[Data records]
- - - -

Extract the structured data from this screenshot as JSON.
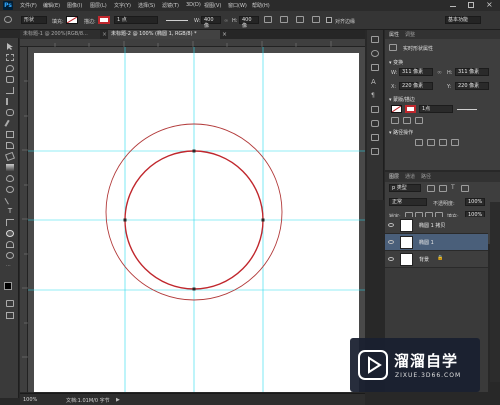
{
  "app": {
    "logo": "Ps"
  },
  "menu": [
    "文件(F)",
    "编辑(E)",
    "图像(I)",
    "图层(L)",
    "文字(Y)",
    "选择(S)",
    "滤镜(T)",
    "3D(D)",
    "视图(V)",
    "窗口(W)",
    "帮助(H)"
  ],
  "options": {
    "mode": "形状",
    "fill_label": "填充:",
    "stroke_label": "描边:",
    "stroke_width": "1 点",
    "w_label": "W:",
    "w_value": "400 像",
    "h_label": "H:",
    "h_value": "400 像",
    "align_edges": "对齐边缘",
    "workspace": "基本功能"
  },
  "tabs": [
    {
      "label": "未标题-1 @ 200%(RGB/8...",
      "close": "×"
    },
    {
      "label": "未标题-2 @ 100% (椭圆 1, RGB/8) *",
      "close": "×"
    }
  ],
  "status": {
    "zoom": "100%",
    "doc": "文档:1.01M/0 字节"
  },
  "properties": {
    "tabs": [
      "属性",
      "调整"
    ],
    "title": "实时形状属性",
    "section_transform": "变换",
    "w_label": "W:",
    "w_value": "311 像素",
    "h_label": "H:",
    "h_value": "311 像素",
    "x_label": "X:",
    "x_value": "220 像素",
    "y_label": "Y:",
    "y_value": "220 像素",
    "section_mask": "蒙版/描边",
    "stroke_width": "1点",
    "section_path": "路径操作"
  },
  "layers_panel": {
    "tabs": [
      "图层",
      "通道",
      "路径"
    ],
    "filter": "p 类型",
    "blend": "正常",
    "opacity_label": "不透明度:",
    "opacity": "100%",
    "lock_label": "锁定:",
    "fill_label": "填充:",
    "fill": "100%",
    "layers": [
      {
        "name": "椭圆 1 拷贝",
        "selected": false
      },
      {
        "name": "椭圆 1",
        "selected": true
      },
      {
        "name": "背景",
        "selected": false
      }
    ]
  },
  "watermark": {
    "title": "溜溜自学",
    "subtitle": "ZIXUE.3D66.COM"
  },
  "colors": {
    "accent": "#4a5f7a",
    "stroke": "#c0272d",
    "guide": "#28d9ec",
    "canvas": "#ffffff"
  }
}
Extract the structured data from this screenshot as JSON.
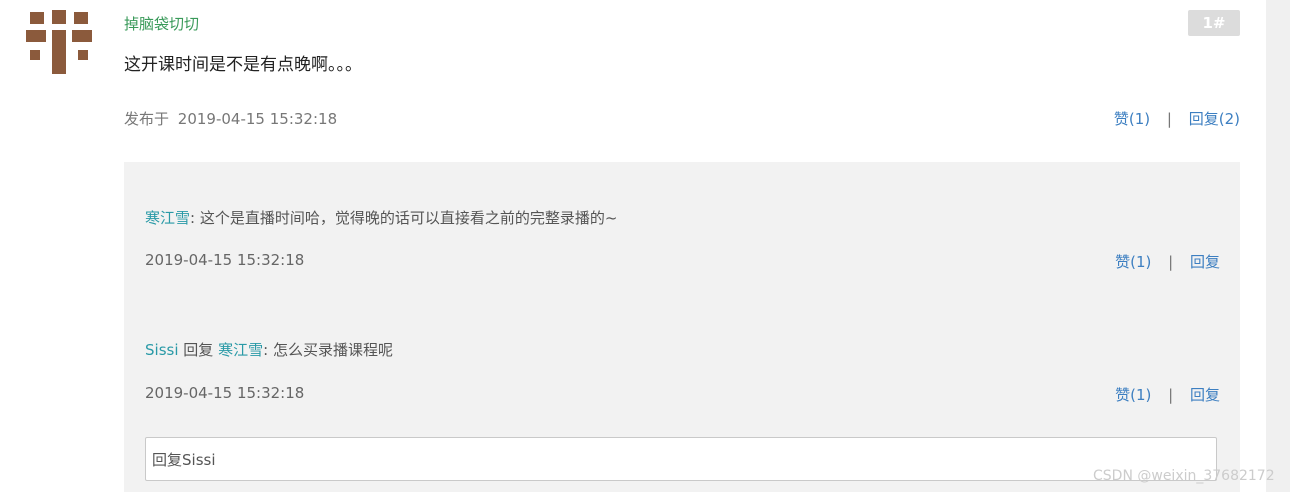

- - - -

## TASK GOAL
Take the entries shown above and quote them verbatim, passing over the pictures.

## IN RESPONSE
Extract the structured data from this screenshot as JSON.
{
  "app": {
    "logo": "Ps"
  },
  "menu": [
    "文件(F)",
    "编辑(E)",
    "图像(I)",
    "图层(L)",
    "文字(Y)",
    "选择(S)",
    "滤镜(T)",
    "3D(D)",
    "视图(V)",
    "窗口(W)",
    "帮助(H)"
  ],
  "options": {
    "mode": "形状",
    "fill_label": "填充:",
    "stroke_label": "描边:",
    "stroke_width": "1 点",
    "w_label": "W:",
    "w_value": "400 像",
    "h_label": "H:",
    "h_value": "400 像",
    "align_edges": "对齐边缘",
    "workspace": "基本功能"
  },
  "tabs": [
    {
      "label": "未标题-1 @ 200%(RGB/8...",
      "close": "×"
    },
    {
      "label": "未标题-2 @ 100% (椭圆 1, RGB/8) *",
      "close": "×"
    }
  ],
  "status": {
    "zoom": "100%",
    "doc": "文档:1.01M/0 字节"
  },
  "properties": {
    "tabs": [
      "属性",
      "调整"
    ],
    "title": "实时形状属性",
    "section_transform": "变换",
    "w_label": "W:",
    "w_value": "311 像素",
    "h_label": "H:",
    "h_value": "311 像素",
    "x_label": "X:",
    "x_value": "220 像素",
    "y_label": "Y:",
    "y_value": "220 像素",
    "section_mask": "蒙版/描边",
    "stroke_width": "1点",
    "section_path": "路径操作"
  },
  "layers_panel": {
    "tabs": [
      "图层",
      "通道",
      "路径"
    ],
    "filter": "p 类型",
    "blend": "正常",
    "opacity_label": "不透明度:",
    "opacity": "100%",
    "lock_label": "锁定:",
    "fill_label": "填充:",
    "fill": "100%",
    "layers": [
      {
        "name": "椭圆 1 拷贝",
        "selected": false
      },
      {
        "name": "椭圆 1",
        "selected": true
      },
      {
        "name": "背景",
        "selected": false
      }
    ]
  },
  "watermark": {
    "title": "溜溜自学",
    "subtitle": "ZIXUE.3D66.COM"
  },
  "colors": {
    "accent": "#4a5f7a",
    "stroke": "#c0272d",
    "guide": "#28d9ec",
    "canvas": "#ffffff"
  }
}
Extract the structured data from this screenshot as JSON.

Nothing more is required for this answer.